## GIVEN INSTRUCTION 1
According to the biography of Luis Ernesto González Vales, which governor appointed him Adjutant General of the Puerto Rico National Guard in 1983?

Luis Ernesto González Vales (born May 11, 1930, in Río Piedras, Puerto Rico) is the latest of many historians who have held the post of Official Historian of Puerto Rico, having succeeded Pilar Barbosa in the post.

Education
Graduate of Bachelor of Arts with a concentration in history from the University of Puerto Rico, Dr. González Vales obtained his master's degree from the Columbia University of New York, where he also carried out doctoral courses. He was Professor of history of the University of Puerto Rico and Associate Dean of the Faculty of General Studies of the Rio Piedras campus from the University of Puerto Rico. He held the position of Executive Secretary of the Board of higher education, and he was appointed by the Legislative Assembly of Puerto Rico and the Governor as official historian of Puerto Rico.

Military career
González Vale, a military historian, started his military career on May 31, 1952, as a second lieutenant in the United States Army Reserve thru the Army ROTC program, on March 10, 1952, went to active duty in the United States Army with the 296 regiment and later on to Germany assigned to the 12th Infantry Regiment, 4th Infantry Division. Joined the Puerto Rico National Guard in 1955 and became a platoon leader in the 295th Infantry Regiment. Served as liaison officer and platoon leader with the 1st battalion 101st Cavalry Regiment in the New York National Guard in 1963. Returned to the Puerto Rico National Guard in September 1964 assigned to the 65th Infantry Regiment, 1st Battalion in Cayey, Puerto Rico. Served from 1971 to 1979 in the United States Army Reserve to command a unit of the Industrial College of the Armed Forces at Fort Buchanan, Puerto Rico. Returned to the Puerto Rico National Guard in 1979 and became Assistant Adjutant General. Graduated at the United States Army Command and General Staff College. In 1983 appointed Adjutant General of the Puerto Rico National Guard by governor Carlos Romero Barceló. As Adjutant General, González Vale bade farewell to Pope John Paul II as he departed Muñiz Air National Guard Base, Puerto Rico on October 12, 1984. Along with Cardinal Luis Aponte Martínez, he was the keynote speaker at a Puerto Rico Department of State exhibition in March–April 2009 of memorabilia of the Pope's visit to Puerto Rico.

[Extracted records]
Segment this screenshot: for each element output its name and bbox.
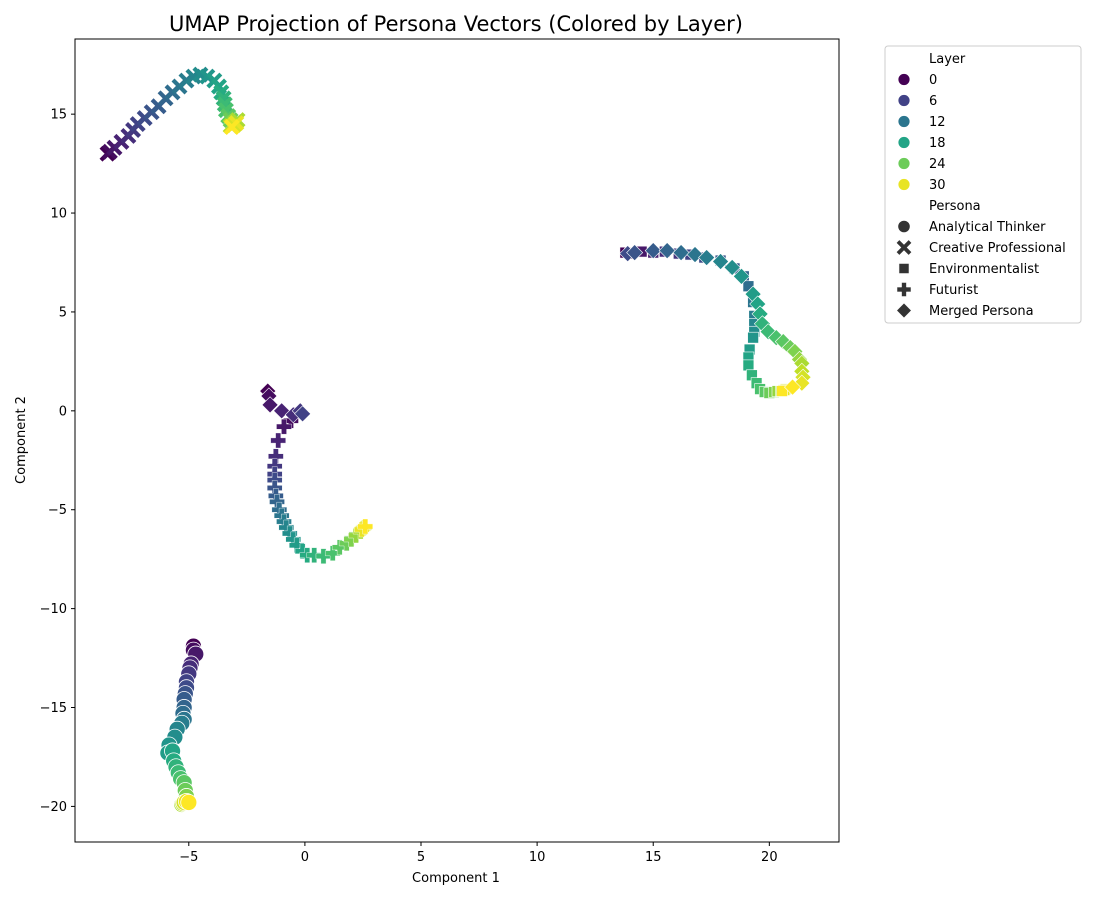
legend-layer-label: 24 bbox=[929, 157, 946, 172]
legend-layer-label: 30 bbox=[929, 178, 946, 193]
x-tick-label: 5 bbox=[417, 850, 425, 865]
legend-layer-marker bbox=[897, 136, 911, 149]
legend-persona-label: Creative Professional bbox=[929, 241, 1066, 256]
legend-persona-title: Persona bbox=[929, 199, 981, 214]
y-tick-label: 10 bbox=[50, 207, 67, 222]
legend-layer-marker bbox=[897, 157, 911, 170]
legend-persona-marker bbox=[896, 240, 912, 255]
data-point bbox=[223, 119, 240, 135]
series-merged-persona bbox=[259, 242, 812, 424]
x-axis-ticks: −5 0 5 10 15 20 bbox=[179, 842, 778, 865]
legend-persona-marker bbox=[897, 219, 911, 234]
data-point bbox=[180, 793, 198, 811]
y-axis-ticks: −20 −15 −10 −5 0 5 10 15 bbox=[40, 108, 75, 815]
legend-persona-marker bbox=[896, 282, 912, 297]
data-point bbox=[325, 545, 341, 561]
y-tick-label: 0 bbox=[59, 404, 67, 419]
y-tick-label: 15 bbox=[50, 108, 67, 123]
x-tick-label: 20 bbox=[761, 850, 778, 865]
data-point bbox=[747, 331, 759, 344]
data-point bbox=[294, 405, 312, 423]
y-tick-label: −5 bbox=[48, 503, 67, 518]
chart-title: UMAP Projection of Persona Vectors (Colo… bbox=[169, 12, 743, 36]
data-point bbox=[306, 547, 322, 563]
x-tick-label: 10 bbox=[529, 850, 546, 865]
data-point bbox=[658, 242, 676, 260]
legend-layer-label: 18 bbox=[929, 136, 946, 151]
y-tick-label: 5 bbox=[59, 305, 67, 320]
legend-layer-marker bbox=[897, 73, 911, 86]
y-tick-label: −10 bbox=[40, 602, 67, 617]
legend-layer-label: 12 bbox=[929, 115, 946, 130]
series-futurist bbox=[266, 407, 374, 564]
plot-area bbox=[74, 38, 840, 843]
legend-layer-marker bbox=[897, 178, 911, 191]
x-axis-label: Component 1 bbox=[412, 871, 500, 886]
legend-layer-marker bbox=[897, 115, 911, 128]
data-point bbox=[686, 246, 704, 264]
y-axis-label: Component 2 bbox=[14, 396, 29, 484]
legend-layer-marker bbox=[897, 94, 911, 107]
legend-persona-label: Environmentalist bbox=[929, 262, 1039, 277]
data-point bbox=[723, 258, 741, 276]
x-tick-label: 15 bbox=[645, 850, 662, 865]
data-point bbox=[742, 359, 755, 372]
data-point bbox=[357, 518, 374, 535]
data-point bbox=[774, 333, 792, 351]
data-point bbox=[698, 249, 716, 267]
y-tick-label: −15 bbox=[40, 701, 67, 716]
legend-persona-marker bbox=[898, 263, 910, 274]
legend-layer-title: Layer bbox=[929, 52, 966, 67]
data-point bbox=[672, 244, 690, 262]
series-analytical-thinker bbox=[159, 637, 205, 813]
legend-persona-label: Analytical Thinker bbox=[929, 220, 1046, 235]
data-point bbox=[784, 378, 802, 396]
data-point bbox=[644, 242, 662, 260]
x-tick-label: −5 bbox=[179, 850, 198, 865]
legend-box bbox=[884, 45, 1082, 324]
data-point bbox=[776, 385, 788, 397]
data-point bbox=[793, 374, 811, 392]
legend-persona-label: Futurist bbox=[929, 283, 978, 298]
y-tick-label: −20 bbox=[40, 800, 67, 815]
legend-layer-label: 6 bbox=[929, 94, 937, 109]
legend-persona-label: Merged Persona bbox=[929, 304, 1034, 319]
data-point bbox=[261, 396, 279, 414]
legend: Layer 0 6 12 18 24 30 Persona Analytical Thinker… bbox=[884, 45, 1082, 324]
data-point bbox=[270, 432, 286, 449]
legend-layer-label: 0 bbox=[929, 73, 937, 88]
legend-persona-marker bbox=[896, 302, 912, 319]
data-point bbox=[732, 267, 750, 285]
data-point bbox=[276, 418, 292, 435]
x-tick-label: 0 bbox=[301, 850, 309, 865]
data-point bbox=[712, 253, 730, 270]
data-points bbox=[99, 66, 812, 813]
series-creative-professional bbox=[99, 66, 246, 162]
data-point bbox=[626, 244, 644, 262]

## GIVEN INSTRUCTION 2
In the records, rewrite the lines between the line holding "legend-layer-label: 24 bbox=[929, 157, 946, 172]" and the line holding "legend-layer-label: 12 bbox=[929, 115, 946, 130]", inclusive, swapping "y-tick-label" for "vertical-tick-label" and leaving everything else unchanged.

## FINISHED ANSWER 1
Governor Carlos Romero Barceló

## FINISHED ANSWER 2
legend-layer-label: 24 bbox=[929, 157, 946, 172]
legend-layer-label: 30 bbox=[929, 178, 946, 193]
x-tick-label: 5 bbox=[417, 850, 425, 865]
legend-layer-marker bbox=[897, 136, 911, 149]
legend-persona-label: Creative Professional bbox=[929, 241, 1066, 256]
legend-persona-title: Persona bbox=[929, 199, 981, 214]
vertical-tick-label: 10 bbox=[50, 207, 67, 222]
legend-layer-marker bbox=[897, 157, 911, 170]
legend-persona-marker bbox=[896, 240, 912, 255]
data-point bbox=[223, 119, 240, 135]
series-merged-persona bbox=[259, 242, 812, 424]
x-axis-ticks: −5 0 5 10 15 20 bbox=[179, 842, 778, 865]
legend-persona-marker bbox=[897, 219, 911, 234]
data-point bbox=[180, 793, 198, 811]
y-axis-ticks: −20 −15 −10 −5 0 5 10 15 bbox=[40, 108, 75, 815]
legend-persona-marker bbox=[896, 282, 912, 297]
data-point bbox=[325, 545, 341, 561]
vertical-tick-label: 0 bbox=[59, 404, 67, 419]
vertical-tick-label: 15 bbox=[50, 108, 67, 123]
x-tick-label: 20 bbox=[761, 850, 778, 865]
data-point bbox=[747, 331, 759, 344]
data-point bbox=[294, 405, 312, 423]
vertical-tick-label: −5 bbox=[48, 503, 67, 518]
chart-title: UMAP Projection of Persona Vectors (Colo… bbox=[169, 12, 743, 36]
data-point bbox=[306, 547, 322, 563]
x-tick-label: 10 bbox=[529, 850, 546, 865]
data-point bbox=[658, 242, 676, 260]
legend-layer-label: 18 bbox=[929, 136, 946, 151]
vertical-tick-label: 5 bbox=[59, 305, 67, 320]
legend-layer-marker bbox=[897, 73, 911, 86]
vertical-tick-label: −10 bbox=[40, 602, 67, 617]
legend-layer-label: 12 bbox=[929, 115, 946, 130]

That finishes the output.